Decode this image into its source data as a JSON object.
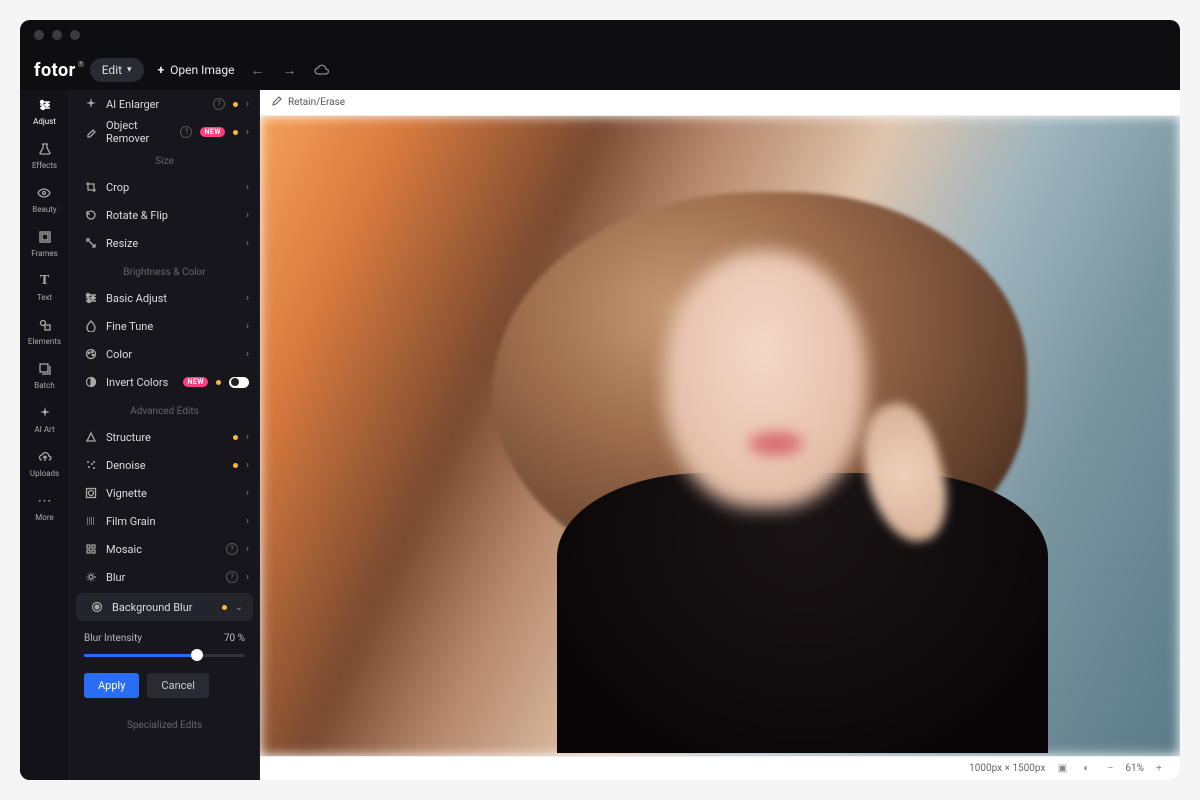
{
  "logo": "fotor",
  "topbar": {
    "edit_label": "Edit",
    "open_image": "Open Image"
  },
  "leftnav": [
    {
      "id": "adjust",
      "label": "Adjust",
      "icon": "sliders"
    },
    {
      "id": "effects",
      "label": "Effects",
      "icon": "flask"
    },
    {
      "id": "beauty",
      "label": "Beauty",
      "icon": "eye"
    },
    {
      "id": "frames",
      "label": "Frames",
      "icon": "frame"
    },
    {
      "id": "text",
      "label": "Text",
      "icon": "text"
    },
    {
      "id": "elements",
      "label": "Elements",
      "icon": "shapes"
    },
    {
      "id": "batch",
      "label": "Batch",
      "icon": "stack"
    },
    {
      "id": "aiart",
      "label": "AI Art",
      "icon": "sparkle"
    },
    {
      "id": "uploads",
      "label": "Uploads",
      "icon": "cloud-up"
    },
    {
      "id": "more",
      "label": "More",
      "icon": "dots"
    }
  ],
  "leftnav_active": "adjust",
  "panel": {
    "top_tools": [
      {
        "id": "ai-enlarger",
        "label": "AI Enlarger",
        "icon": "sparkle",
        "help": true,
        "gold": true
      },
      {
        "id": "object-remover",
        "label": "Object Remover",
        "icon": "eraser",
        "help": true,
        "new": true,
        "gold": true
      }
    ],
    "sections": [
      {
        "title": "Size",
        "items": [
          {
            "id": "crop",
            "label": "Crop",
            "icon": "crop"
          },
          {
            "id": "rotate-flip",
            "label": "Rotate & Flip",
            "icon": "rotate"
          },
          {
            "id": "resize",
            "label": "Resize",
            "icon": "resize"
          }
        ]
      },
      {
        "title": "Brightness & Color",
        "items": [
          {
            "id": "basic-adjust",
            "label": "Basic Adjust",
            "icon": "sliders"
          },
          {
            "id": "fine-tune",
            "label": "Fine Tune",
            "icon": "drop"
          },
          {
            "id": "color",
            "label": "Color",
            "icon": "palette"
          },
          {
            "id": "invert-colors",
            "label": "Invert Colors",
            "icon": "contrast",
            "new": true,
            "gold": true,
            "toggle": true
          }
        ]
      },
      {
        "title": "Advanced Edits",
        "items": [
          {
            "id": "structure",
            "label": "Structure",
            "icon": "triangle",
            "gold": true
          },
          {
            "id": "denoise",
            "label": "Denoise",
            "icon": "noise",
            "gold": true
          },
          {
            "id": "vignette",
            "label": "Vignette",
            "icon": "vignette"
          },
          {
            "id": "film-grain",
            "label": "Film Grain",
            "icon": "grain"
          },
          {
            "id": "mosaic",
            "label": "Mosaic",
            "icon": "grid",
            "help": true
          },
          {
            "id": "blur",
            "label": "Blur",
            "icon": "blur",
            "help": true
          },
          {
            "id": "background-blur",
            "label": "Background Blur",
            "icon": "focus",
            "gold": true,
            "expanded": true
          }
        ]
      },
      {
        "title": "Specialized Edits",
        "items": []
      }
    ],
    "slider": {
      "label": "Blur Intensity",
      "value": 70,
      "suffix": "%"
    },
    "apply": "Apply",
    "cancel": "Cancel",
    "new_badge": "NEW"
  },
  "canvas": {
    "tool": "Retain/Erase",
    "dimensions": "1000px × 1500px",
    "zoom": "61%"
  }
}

________________________________________

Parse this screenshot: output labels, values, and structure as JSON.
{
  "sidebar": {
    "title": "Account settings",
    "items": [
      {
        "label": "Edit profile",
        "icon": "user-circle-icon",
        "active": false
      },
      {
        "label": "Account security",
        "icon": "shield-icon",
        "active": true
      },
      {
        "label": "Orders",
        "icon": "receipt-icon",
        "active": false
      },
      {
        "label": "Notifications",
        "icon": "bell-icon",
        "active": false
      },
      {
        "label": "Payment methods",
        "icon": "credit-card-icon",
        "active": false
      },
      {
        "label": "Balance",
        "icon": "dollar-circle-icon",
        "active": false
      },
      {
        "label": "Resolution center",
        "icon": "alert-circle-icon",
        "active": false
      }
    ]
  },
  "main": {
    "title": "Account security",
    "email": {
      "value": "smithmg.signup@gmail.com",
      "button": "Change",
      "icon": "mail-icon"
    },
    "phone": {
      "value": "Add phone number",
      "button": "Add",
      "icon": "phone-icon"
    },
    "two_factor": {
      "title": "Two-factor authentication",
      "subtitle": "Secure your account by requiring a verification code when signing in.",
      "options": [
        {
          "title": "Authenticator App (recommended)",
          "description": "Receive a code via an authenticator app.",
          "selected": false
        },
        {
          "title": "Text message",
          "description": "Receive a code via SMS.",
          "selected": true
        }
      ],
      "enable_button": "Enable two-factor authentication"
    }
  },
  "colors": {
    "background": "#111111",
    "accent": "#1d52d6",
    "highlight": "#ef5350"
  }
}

________________________________________

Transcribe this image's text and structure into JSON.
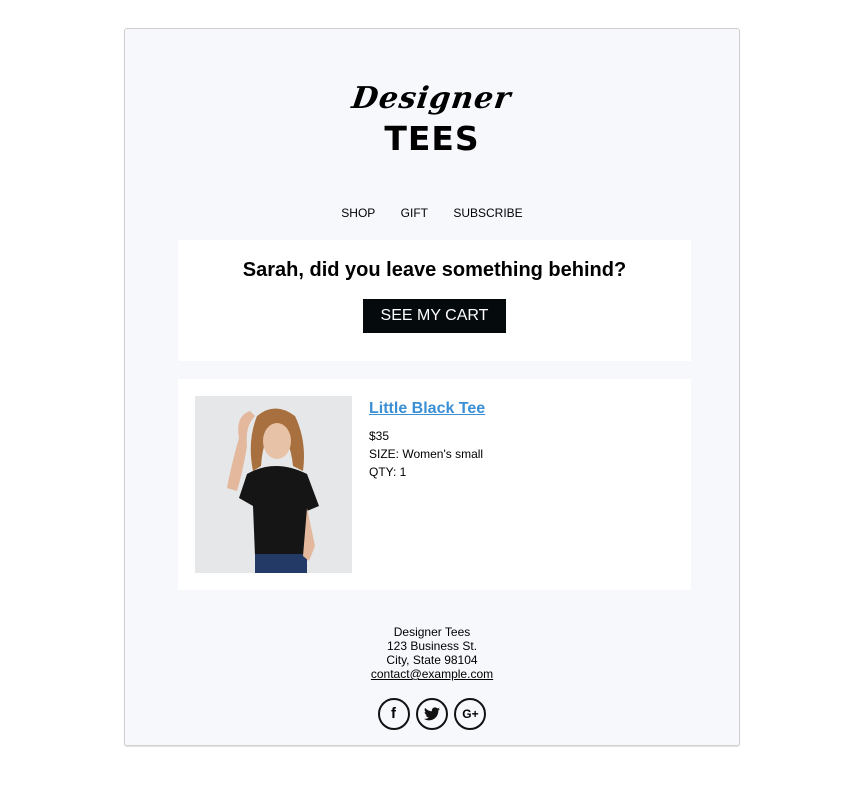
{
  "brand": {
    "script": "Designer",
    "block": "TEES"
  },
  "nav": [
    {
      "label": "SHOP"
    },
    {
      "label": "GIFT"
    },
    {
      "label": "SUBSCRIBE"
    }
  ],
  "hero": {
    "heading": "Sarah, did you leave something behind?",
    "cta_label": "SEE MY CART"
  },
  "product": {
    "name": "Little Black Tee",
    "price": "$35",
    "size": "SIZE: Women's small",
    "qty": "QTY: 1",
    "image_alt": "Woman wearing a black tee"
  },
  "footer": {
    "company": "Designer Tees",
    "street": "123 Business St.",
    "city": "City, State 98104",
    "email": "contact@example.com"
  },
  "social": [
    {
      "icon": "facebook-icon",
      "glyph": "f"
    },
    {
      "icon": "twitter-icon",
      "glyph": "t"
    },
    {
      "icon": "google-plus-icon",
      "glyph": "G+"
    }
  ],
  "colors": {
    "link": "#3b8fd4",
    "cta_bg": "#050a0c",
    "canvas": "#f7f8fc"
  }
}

________________________________________

Set exercise –
Filter out every line that lacks the word "security", and copy the rest.

Answer to this exercise –
        "label": "Account security",
    "title": "Account security",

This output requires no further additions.